### The problem
Find each line with the word "name" in it, then give the total alone.
[Start of Stored records]
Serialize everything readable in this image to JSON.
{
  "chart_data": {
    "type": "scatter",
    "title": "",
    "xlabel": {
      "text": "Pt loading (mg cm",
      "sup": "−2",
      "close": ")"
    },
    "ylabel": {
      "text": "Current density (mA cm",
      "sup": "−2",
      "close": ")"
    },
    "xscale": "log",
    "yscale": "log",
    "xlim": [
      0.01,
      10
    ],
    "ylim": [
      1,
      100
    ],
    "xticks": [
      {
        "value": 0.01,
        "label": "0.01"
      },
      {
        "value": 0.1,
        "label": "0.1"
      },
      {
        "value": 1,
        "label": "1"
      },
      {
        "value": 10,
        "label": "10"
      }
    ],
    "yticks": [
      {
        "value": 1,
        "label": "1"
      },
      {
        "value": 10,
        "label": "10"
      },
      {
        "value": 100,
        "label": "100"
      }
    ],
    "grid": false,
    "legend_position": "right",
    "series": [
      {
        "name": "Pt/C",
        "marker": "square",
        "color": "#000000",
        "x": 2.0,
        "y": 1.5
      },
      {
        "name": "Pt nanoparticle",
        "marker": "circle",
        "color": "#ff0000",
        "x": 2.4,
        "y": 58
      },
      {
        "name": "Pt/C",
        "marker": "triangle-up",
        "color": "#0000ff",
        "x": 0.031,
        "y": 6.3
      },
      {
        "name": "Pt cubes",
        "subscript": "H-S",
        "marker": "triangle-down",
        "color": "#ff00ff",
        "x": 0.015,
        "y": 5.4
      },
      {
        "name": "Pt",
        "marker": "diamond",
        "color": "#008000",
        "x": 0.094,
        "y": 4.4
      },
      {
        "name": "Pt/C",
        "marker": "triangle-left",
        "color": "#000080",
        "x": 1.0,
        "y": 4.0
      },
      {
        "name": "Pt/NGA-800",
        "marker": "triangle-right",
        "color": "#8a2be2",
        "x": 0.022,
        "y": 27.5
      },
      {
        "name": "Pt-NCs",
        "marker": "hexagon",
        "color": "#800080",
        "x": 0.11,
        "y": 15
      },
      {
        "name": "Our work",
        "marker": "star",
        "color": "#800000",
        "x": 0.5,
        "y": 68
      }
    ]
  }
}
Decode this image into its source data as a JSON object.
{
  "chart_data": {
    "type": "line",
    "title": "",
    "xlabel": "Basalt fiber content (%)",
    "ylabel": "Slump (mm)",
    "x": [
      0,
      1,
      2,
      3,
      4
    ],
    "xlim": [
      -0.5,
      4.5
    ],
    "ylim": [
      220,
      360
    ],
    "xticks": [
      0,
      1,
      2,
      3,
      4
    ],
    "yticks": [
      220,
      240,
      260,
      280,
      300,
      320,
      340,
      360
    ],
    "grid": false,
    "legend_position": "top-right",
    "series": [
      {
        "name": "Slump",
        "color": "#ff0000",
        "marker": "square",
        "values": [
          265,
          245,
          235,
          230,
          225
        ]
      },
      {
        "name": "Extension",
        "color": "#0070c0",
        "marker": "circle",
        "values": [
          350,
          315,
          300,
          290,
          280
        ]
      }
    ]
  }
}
[End of Stored records]
### Task output
11